Each entry below should be reproduced character for character.
>> BEGIN
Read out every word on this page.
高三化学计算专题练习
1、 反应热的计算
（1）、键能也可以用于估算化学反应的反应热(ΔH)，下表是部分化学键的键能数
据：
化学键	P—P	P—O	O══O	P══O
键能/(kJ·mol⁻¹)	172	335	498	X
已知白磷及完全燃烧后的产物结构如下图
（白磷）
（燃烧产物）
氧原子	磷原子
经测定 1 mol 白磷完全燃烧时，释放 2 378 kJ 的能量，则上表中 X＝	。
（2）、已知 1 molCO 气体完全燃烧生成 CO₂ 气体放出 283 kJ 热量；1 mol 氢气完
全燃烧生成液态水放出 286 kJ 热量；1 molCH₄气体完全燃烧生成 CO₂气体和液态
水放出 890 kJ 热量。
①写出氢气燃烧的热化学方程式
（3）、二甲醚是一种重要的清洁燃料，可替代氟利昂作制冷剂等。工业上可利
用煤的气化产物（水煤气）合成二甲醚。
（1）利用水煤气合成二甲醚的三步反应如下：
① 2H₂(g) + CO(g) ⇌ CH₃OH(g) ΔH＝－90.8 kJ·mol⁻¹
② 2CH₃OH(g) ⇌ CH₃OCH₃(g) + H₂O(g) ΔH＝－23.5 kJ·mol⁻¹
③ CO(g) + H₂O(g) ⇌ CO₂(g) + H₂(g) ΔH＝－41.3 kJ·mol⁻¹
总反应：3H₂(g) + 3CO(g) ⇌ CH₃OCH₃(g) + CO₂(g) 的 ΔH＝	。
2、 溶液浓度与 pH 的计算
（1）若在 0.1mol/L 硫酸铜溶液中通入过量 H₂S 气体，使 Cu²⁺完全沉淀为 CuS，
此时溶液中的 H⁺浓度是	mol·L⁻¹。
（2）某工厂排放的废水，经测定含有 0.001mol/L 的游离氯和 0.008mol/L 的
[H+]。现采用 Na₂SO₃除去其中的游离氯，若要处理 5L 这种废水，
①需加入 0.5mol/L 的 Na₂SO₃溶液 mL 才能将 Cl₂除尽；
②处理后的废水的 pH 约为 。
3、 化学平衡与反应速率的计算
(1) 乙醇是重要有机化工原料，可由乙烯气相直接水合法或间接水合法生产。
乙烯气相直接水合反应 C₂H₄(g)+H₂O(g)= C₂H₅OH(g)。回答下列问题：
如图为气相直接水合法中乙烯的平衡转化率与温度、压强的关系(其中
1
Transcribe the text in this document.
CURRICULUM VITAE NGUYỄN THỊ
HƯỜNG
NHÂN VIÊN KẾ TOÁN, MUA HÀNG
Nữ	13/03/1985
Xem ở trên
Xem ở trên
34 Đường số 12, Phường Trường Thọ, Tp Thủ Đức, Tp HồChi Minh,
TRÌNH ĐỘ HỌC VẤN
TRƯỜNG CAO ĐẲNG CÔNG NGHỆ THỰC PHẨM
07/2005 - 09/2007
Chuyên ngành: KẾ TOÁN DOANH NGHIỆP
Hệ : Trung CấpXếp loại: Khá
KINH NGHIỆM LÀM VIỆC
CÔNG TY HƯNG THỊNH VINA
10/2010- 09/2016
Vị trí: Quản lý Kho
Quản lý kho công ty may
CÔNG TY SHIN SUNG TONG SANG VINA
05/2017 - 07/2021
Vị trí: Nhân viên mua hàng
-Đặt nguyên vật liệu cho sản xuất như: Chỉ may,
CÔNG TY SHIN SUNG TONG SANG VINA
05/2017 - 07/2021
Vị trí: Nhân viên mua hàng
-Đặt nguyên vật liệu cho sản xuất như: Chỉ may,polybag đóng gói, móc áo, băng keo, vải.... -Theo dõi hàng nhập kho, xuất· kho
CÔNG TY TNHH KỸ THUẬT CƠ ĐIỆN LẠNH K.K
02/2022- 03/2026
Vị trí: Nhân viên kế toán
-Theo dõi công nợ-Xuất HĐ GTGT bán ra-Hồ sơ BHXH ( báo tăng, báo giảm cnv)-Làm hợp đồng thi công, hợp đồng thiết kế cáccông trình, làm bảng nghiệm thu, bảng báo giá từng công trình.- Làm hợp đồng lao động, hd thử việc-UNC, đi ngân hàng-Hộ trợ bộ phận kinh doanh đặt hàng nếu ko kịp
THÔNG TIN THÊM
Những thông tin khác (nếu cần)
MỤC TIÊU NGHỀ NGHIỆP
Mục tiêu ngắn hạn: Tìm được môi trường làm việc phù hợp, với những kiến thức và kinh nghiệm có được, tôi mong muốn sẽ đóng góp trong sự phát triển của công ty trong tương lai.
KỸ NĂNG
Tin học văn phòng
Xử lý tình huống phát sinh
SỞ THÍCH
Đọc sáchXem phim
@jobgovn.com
>> END
--- FULL ANSWER ---
Read out every word on this page.
高三化学计算专题练习
1、 反应热的计算
（1）、键能也可以用于估算化学反应的反应热(ΔH)，下表是部分化学键的键能数
据：
化学键	P—P	P—O	O══O	P══O
键能/(kJ·mol⁻¹)	172	335	498	X
已知白磷及完全燃烧后的产物结构如下图
（白磷）
（燃烧产物）
氧原子	磷原子
经测定 1 mol 白磷完全燃烧时，释放 2 378 kJ 的能量，则上表中 X＝	。
（2）、已知 1 molCO 气体完全燃烧生成 CO₂ 气体放出 283 kJ 热量；1 mol 氢气完
全燃烧生成液态水放出 286 kJ 热量；1 molCH₄气体完全燃烧生成 CO₂气体和液态
水放出 890 kJ 热量。
①写出氢气燃烧的热化学方程式
（3）、二甲醚是一种重要的清洁燃料，可替代氟利昂作制冷剂等。工业上可利
用煤的气化产物（水煤气）合成二甲醚。
（1）利用水煤气合成二甲醚的三步反应如下：
① 2H₂(g) + CO(g) ⇌ CH₃OH(g) ΔH＝－90.8 kJ·mol⁻¹
② 2CH₃OH(g) ⇌ CH₃OCH₃(g) + H₂O(g) ΔH＝－23.5 kJ·mol⁻¹
③ CO(g) + H₂O(g) ⇌ CO₂(g) + H₂(g) ΔH＝－41.3 kJ·mol⁻¹
总反应：3H₂(g) + 3CO(g) ⇌ CH₃OCH₃(g) + CO₂(g) 的 ΔH＝	。
2、 溶液浓度与 pH 的计算
（1）若在 0.1mol/L 硫酸铜溶液中通入过量 H₂S 气体，使 Cu²⁺完全沉淀为 CuS，
此时溶液中的 H⁺浓度是	mol·L⁻¹。
（2）某工厂排放的废水，经测定含有 0.001mol/L 的游离氯和 0.008mol/L 的
[H+]。现采用 Na₂SO₃除去其中的游离氯，若要处理 5L 这种废水，
①需加入 0.5mol/L 的 Na₂SO₃溶液 mL 才能将 Cl₂除尽；
②处理后的废水的 pH 约为 。
3、 化学平衡与反应速率的计算
(1) 乙醇是重要有机化工原料，可由乙烯气相直接水合法或间接水合法生产。
乙烯气相直接水合反应 C₂H₄(g)+H₂O(g)= C₂H₅OH(g)。回答下列问题：
如图为气相直接水合法中乙烯的平衡转化率与温度、压强的关系(其中
1
Transcribe the text in this document.
CURRICULUM VITAE NGUYỄN THỊ
HƯỜNG
NHÂN VIÊN KẾ TOÁN, MUA HÀNG
Nữ	13/03/1985
Xem ở trên
Xem ở trên
34 Đường số 12, Phường Trường Thọ, Tp Thủ Đức, Tp HồChi Minh,
TRÌNH ĐỘ HỌC VẤN
TRƯỜNG CAO ĐẲNG CÔNG NGHỆ THỰC PHẨM
07/2005 - 09/2007
Chuyên ngành: KẾ TOÁN DOANH NGHIỆP
Hệ : Trung CấpXếp loại: Khá
KINH NGHIỆM LÀM VIỆC
CÔNG TY HƯNG THỊNH VINA
10/2010- 09/2016
Vị trí: Quản lý Kho
Quản lý kho công ty may
CÔNG TY SHIN SUNG TONG SANG VINA
05/2017 - 07/2021
Vị trí: Nhân viên mua hàng
-Đặt nguyên vật liệu cho sản xuất như: Chỉ may,
CÔNG TY SHIN SUNG TONG SANG VINA
05/2017 - 07/2021
Vị trí: Nhân viên mua hàng
-Đặt nguyên vật liệu cho sản xuất như: Chỉ may,polybag đóng gói, móc áo, băng keo, vải.... -Theo dõi hàng nhập kho, xuất· kho
CÔNG TY TNHH KỸ THUẬT CƠ ĐIỆN LẠNH K.K
02/2022- 03/2026
Vị trí: Nhân viên kế toán
-Theo dõi công nợ-Xuất HĐ GTGT bán ra-Hồ sơ BHXH ( báo tăng, báo giảm cnv)-Làm hợp đồng thi công, hợp đồng thiết kế cáccông trình, làm bảng nghiệm thu, bảng báo giá từng công trình.- Làm hợp đồng lao động, hd thử việc-UNC, đi ngân hàng-Hộ trợ bộ phận kinh doanh đặt hàng nếu ko kịp
THÔNG TIN THÊM
Những thông tin khác (nếu cần)
MỤC TIÊU NGHỀ NGHIỆP
Mục tiêu ngắn hạn: Tìm được môi trường làm việc phù hợp, với những kiến thức và kinh nghiệm có được, tôi mong muốn sẽ đóng góp trong sự phát triển của công ty trong tương lai.
KỸ NĂNG
Tin học văn phòng
Xử lý tình huống phát sinh
SỞ THÍCH
Đọc sáchXem phim
@jobgovn.com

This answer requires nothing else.